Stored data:
────────

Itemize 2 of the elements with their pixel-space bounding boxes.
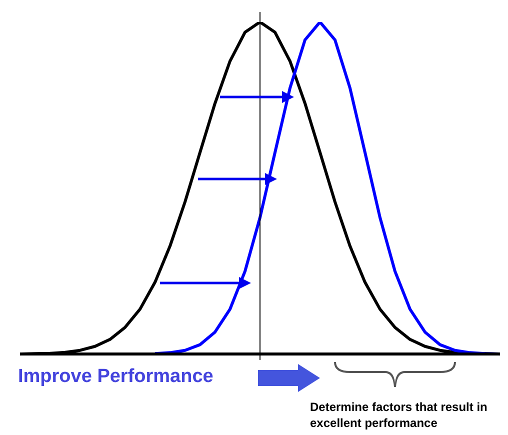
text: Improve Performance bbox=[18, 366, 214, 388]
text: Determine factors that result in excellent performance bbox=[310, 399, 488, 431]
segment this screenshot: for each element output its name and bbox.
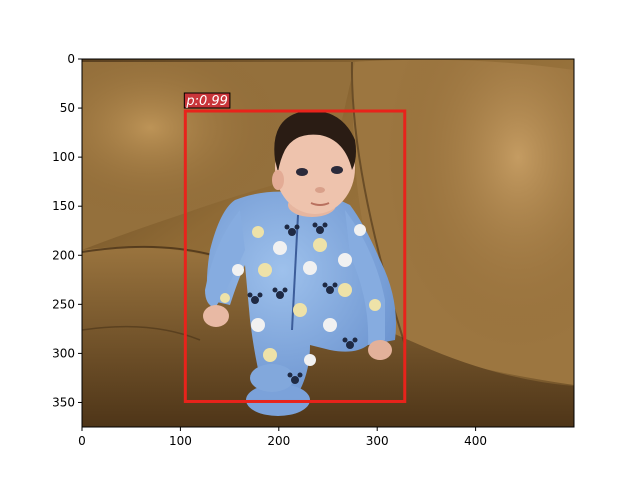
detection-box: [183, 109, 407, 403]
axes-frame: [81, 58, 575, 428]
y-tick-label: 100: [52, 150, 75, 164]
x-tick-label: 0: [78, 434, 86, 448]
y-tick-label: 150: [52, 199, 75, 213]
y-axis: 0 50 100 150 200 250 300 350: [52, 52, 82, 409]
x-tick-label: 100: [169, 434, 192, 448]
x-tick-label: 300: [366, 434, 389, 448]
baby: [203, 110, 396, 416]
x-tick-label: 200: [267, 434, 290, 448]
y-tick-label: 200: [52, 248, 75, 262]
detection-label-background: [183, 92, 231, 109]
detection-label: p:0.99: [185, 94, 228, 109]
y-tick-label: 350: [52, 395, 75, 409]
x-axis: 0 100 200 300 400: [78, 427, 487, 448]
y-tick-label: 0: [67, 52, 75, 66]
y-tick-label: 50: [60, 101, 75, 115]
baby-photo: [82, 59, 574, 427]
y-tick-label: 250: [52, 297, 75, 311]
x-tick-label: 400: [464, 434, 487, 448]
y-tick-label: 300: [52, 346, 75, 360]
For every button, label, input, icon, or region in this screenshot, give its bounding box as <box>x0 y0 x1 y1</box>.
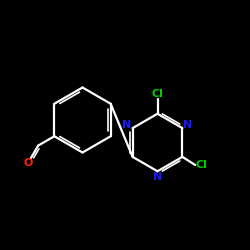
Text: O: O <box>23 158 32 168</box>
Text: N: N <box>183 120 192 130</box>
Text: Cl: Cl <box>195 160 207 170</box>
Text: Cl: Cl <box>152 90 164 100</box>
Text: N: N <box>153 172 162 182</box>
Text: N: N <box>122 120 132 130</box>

────────

• Task: Copy the stored data word for word, starting at the first line and ending with the line that contains "y-tick-label: 300: [52, 346, 75, 360]". Leave out the pictures.

• Task solution:
Itemize 2 of the elements with their pixel-space bounding boxes.
text: Improve Performance bbox=[18, 366, 214, 388]
text: Determine factors that result in excellent performance bbox=[310, 399, 488, 431]
segment this screenshot: for each element output its name and bbox.
detection-box: [183, 109, 407, 403]
axes-frame: [81, 58, 575, 428]
y-tick-label: 100: [52, 150, 75, 164]
x-tick-label: 0: [78, 434, 86, 448]
y-tick-label: 150: [52, 199, 75, 213]
y-axis: 0 50 100 150 200 250 300 350: [52, 52, 82, 409]
x-tick-label: 100: [169, 434, 192, 448]
x-tick-label: 300: [366, 434, 389, 448]
baby: [203, 110, 396, 416]
x-tick-label: 200: [267, 434, 290, 448]
y-tick-label: 200: [52, 248, 75, 262]
detection-label-background: [183, 92, 231, 109]
detection-label: p:0.99: [185, 94, 228, 109]
y-tick-label: 350: [52, 395, 75, 409]
x-axis: 0 100 200 300 400: [78, 427, 487, 448]
y-tick-label: 0: [67, 52, 75, 66]
y-tick-label: 50: [60, 101, 75, 115]
baby-photo: [82, 59, 574, 427]
y-tick-label: 250: [52, 297, 75, 311]
x-tick-label: 400: [464, 434, 487, 448]
y-tick-label: 300: [52, 346, 75, 360]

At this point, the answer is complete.